In the entries that follow, locate the line with "Transcribe this image's", then restate that line and all later lines exactly as they appear, leaving pictures out.

━━ Data shown

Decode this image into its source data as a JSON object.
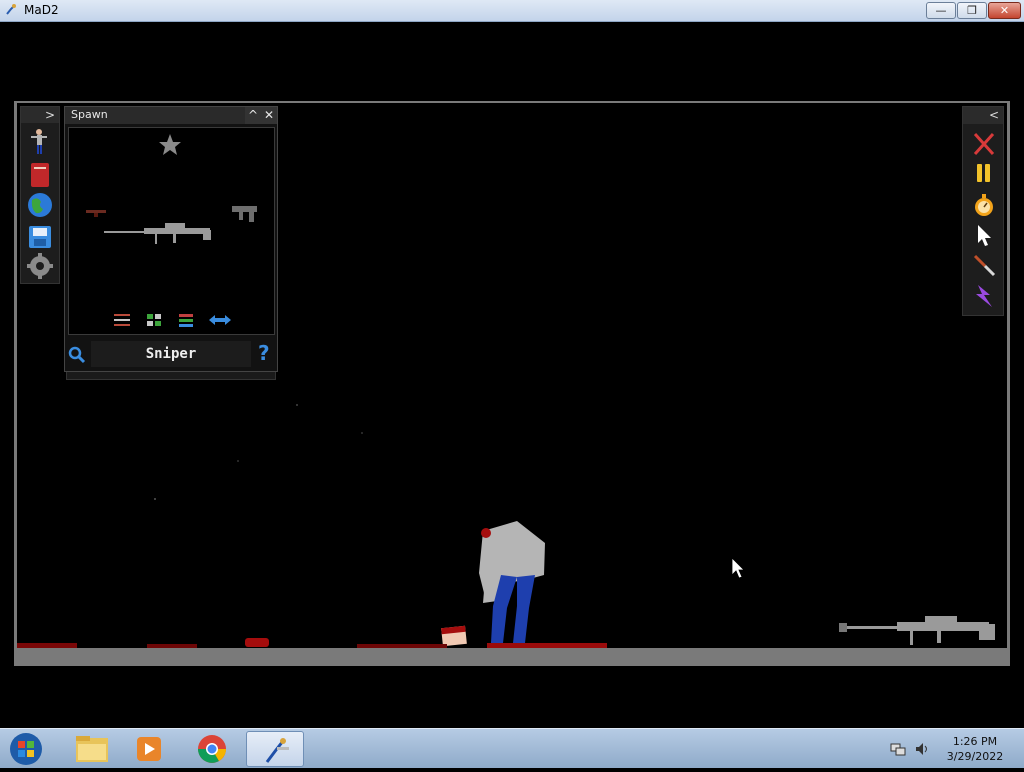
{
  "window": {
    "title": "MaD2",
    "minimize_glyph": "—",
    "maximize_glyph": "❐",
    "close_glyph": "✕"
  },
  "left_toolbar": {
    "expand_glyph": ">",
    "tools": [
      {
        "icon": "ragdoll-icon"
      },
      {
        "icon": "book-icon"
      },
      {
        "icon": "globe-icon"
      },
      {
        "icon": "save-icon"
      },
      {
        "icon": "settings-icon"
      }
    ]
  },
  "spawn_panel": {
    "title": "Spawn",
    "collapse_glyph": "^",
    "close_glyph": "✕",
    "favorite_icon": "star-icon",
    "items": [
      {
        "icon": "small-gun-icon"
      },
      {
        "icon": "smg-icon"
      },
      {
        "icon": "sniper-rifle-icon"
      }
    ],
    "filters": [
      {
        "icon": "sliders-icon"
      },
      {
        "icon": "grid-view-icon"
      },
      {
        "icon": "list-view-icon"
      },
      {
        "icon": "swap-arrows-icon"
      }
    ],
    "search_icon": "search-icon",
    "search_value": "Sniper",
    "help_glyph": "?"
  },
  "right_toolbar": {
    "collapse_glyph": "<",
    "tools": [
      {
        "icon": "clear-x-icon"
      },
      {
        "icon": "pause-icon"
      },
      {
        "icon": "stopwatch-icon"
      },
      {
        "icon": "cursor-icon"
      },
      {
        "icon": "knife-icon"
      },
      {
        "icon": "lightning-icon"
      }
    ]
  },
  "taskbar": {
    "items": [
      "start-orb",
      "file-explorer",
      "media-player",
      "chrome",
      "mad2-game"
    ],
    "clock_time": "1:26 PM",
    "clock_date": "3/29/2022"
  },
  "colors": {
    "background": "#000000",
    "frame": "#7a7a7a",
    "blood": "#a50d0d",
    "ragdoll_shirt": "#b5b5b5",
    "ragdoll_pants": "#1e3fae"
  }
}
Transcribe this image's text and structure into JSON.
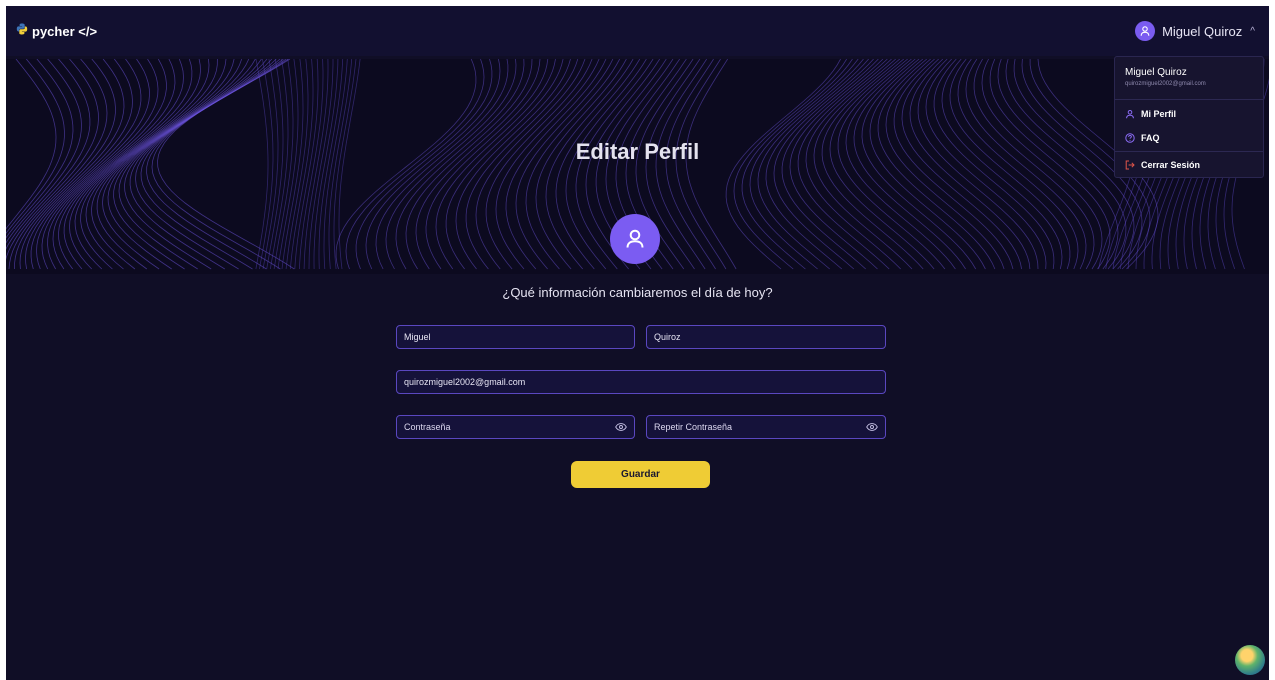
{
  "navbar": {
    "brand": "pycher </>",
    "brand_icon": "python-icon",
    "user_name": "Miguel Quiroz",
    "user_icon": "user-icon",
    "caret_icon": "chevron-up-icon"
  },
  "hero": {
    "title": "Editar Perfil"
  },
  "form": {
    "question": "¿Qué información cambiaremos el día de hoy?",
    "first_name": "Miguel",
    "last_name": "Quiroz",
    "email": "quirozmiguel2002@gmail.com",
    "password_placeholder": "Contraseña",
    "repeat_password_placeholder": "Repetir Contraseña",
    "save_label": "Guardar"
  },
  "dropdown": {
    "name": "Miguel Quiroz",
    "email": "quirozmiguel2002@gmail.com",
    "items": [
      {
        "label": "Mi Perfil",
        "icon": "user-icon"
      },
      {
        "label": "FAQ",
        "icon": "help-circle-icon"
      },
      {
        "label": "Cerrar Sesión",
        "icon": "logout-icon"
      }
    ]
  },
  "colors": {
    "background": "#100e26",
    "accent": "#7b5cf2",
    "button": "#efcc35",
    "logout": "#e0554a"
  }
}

━━━━

## Result of this task
Transcribe this image's text and structure into JSON.
{
  "navbar": {
    "brand": "pycher </>",
    "brand_icon": "python-icon",
    "user_name": "Miguel Quiroz",
    "user_icon": "user-icon",
    "caret_icon": "chevron-up-icon"
  },
  "hero": {
    "title": "Editar Perfil"
  },
  "form": {
    "question": "¿Qué información cambiaremos el día de hoy?",
    "first_name": "Miguel",
    "last_name": "Quiroz",
    "email": "quirozmiguel2002@gmail.com",
    "password_placeholder": "Contraseña",
    "repeat_password_placeholder": "Repetir Contraseña",
    "save_label": "Guardar"
  },
  "dropdown": {
    "name": "Miguel Quiroz",
    "email": "quirozmiguel2002@gmail.com",
    "items": [
      {
        "label": "Mi Perfil",
        "icon": "user-icon"
      },
      {
        "label": "FAQ",
        "icon": "help-circle-icon"
      },
      {
        "label": "Cerrar Sesión",
        "icon": "logout-icon"
      }
    ]
  },
  "colors": {
    "background": "#100e26",
    "accent": "#7b5cf2",
    "button": "#efcc35",
    "logout": "#e0554a"
  }
}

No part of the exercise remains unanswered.